* [What the exercise asks] "Citation" appears in how many lines of the entries? State only the number.
## Begin Supplied data
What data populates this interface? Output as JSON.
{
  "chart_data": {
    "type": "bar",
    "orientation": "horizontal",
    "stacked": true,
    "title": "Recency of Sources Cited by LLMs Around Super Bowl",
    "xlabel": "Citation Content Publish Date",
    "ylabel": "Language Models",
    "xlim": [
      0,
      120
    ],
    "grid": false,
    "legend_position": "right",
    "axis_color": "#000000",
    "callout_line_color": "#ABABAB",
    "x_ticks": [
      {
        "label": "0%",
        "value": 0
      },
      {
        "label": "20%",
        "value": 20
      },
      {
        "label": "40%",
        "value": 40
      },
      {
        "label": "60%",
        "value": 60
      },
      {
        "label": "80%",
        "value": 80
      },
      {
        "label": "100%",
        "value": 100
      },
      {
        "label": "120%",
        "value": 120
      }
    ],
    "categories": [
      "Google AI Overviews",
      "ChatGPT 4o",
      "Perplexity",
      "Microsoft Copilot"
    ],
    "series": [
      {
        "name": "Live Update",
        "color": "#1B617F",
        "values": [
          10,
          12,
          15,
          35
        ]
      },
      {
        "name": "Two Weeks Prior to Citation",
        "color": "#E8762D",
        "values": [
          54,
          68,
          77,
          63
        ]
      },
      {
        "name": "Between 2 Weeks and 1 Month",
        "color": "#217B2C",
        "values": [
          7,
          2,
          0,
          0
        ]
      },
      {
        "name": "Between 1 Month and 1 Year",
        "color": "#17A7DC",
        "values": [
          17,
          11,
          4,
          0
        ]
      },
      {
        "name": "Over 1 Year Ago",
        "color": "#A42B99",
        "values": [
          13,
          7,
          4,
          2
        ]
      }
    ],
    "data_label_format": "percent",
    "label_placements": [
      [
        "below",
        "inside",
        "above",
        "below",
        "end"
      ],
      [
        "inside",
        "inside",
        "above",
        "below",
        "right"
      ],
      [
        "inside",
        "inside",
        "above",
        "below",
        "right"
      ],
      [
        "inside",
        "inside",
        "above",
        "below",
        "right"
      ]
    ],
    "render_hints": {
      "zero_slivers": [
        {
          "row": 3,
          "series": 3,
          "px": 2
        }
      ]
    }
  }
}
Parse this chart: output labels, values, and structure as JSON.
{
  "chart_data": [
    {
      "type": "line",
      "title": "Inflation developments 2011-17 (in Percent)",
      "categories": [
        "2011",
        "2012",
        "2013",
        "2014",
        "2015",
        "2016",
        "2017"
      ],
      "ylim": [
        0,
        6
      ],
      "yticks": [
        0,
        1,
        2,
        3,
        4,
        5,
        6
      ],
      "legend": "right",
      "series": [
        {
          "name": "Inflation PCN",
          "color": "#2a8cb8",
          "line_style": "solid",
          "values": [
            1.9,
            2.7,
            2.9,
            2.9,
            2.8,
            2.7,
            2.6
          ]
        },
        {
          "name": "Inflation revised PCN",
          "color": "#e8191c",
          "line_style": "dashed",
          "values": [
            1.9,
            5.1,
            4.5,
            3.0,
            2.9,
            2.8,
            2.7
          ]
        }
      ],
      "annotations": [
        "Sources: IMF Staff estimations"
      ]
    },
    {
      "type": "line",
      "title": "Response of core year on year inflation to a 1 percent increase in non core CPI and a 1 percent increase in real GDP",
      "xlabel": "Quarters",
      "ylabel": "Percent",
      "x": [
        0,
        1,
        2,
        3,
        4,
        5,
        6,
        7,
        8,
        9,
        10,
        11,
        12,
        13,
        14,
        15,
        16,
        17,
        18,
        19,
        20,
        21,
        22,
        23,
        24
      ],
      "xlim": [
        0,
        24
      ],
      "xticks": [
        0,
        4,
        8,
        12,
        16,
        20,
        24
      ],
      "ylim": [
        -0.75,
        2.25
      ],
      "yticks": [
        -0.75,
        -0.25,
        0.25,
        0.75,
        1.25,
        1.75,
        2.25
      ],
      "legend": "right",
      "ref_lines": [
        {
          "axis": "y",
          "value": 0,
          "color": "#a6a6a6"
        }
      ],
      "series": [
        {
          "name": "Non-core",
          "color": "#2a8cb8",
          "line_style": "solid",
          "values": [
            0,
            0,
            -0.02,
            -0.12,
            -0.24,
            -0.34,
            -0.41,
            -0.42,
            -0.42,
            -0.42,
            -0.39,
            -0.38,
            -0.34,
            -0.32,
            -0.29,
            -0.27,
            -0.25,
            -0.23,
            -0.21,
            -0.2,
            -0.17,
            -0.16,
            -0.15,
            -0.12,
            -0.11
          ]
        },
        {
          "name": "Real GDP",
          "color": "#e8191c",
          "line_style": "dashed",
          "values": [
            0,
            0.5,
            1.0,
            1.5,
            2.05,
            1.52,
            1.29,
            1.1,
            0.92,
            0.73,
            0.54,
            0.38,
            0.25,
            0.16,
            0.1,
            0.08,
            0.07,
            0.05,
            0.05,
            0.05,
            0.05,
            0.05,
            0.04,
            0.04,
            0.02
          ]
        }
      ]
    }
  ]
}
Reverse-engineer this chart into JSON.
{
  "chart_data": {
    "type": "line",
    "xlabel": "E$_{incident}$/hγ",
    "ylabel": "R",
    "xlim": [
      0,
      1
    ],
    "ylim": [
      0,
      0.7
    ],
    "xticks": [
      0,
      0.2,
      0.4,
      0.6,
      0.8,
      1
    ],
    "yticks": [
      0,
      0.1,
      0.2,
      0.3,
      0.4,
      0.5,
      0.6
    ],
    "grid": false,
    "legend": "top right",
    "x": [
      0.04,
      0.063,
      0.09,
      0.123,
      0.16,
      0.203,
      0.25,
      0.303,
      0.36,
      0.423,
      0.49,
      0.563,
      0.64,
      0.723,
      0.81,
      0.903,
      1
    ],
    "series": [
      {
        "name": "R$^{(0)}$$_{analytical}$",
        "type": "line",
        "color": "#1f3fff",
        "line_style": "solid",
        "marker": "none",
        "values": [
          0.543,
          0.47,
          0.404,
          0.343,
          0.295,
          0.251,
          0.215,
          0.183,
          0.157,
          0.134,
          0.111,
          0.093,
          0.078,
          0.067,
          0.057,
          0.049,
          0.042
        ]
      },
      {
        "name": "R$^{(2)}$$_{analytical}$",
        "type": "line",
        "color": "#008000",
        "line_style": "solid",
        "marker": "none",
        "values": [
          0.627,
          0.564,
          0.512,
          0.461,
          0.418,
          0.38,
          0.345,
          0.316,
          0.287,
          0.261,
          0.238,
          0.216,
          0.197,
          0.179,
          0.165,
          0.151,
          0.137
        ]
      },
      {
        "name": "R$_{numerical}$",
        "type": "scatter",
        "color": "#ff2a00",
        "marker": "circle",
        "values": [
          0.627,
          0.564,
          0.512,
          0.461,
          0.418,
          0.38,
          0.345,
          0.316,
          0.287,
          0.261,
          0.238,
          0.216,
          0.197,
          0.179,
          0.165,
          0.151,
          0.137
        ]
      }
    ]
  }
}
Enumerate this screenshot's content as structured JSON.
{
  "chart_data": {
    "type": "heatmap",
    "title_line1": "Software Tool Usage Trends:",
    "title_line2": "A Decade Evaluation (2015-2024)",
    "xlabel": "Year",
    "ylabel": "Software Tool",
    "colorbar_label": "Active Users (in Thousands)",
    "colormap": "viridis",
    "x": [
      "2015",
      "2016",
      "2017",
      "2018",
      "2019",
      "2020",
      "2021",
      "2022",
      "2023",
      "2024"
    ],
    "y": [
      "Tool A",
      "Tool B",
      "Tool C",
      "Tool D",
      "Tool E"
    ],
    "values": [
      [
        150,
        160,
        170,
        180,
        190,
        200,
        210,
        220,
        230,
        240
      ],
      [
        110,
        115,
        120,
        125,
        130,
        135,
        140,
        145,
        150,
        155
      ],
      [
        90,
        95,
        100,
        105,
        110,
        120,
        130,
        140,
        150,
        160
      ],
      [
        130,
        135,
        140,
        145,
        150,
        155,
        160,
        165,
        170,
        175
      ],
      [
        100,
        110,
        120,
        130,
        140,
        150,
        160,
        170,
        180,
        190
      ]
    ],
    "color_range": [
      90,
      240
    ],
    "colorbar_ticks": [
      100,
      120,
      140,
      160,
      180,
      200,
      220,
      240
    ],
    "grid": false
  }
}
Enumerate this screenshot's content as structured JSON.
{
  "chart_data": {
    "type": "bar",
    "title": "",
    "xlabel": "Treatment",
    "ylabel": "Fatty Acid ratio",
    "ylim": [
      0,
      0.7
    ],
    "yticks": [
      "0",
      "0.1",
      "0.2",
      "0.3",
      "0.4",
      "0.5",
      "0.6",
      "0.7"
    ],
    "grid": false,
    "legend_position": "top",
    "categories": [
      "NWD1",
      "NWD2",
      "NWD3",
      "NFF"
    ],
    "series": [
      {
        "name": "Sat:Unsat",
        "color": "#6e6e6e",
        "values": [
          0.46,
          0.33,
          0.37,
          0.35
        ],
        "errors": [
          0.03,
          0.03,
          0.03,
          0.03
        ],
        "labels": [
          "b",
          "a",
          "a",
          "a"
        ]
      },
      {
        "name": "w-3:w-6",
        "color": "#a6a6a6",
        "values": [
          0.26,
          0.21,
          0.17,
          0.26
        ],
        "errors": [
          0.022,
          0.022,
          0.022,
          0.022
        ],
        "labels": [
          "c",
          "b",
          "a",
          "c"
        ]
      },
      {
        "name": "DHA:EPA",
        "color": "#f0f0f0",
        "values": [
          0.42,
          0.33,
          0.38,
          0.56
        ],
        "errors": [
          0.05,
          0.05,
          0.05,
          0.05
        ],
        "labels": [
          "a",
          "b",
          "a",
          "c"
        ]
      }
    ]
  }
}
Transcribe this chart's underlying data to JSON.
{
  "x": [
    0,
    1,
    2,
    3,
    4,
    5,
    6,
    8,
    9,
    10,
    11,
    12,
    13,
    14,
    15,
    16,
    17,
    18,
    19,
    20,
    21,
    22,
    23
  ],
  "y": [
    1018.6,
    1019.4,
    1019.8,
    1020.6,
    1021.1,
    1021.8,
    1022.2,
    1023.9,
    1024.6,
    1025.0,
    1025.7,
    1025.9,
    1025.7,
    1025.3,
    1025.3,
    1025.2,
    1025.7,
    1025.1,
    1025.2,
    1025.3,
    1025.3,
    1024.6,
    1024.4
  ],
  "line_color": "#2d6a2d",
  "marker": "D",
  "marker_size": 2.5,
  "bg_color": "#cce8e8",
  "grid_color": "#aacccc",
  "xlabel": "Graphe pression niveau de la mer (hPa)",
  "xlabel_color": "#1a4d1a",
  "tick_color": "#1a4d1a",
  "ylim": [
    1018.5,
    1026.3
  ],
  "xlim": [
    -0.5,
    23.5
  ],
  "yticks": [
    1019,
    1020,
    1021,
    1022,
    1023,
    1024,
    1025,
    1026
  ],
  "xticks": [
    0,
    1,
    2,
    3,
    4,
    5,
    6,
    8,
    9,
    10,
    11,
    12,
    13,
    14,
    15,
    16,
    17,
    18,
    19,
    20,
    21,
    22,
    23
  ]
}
## End Supplied data
* [Expected output] 2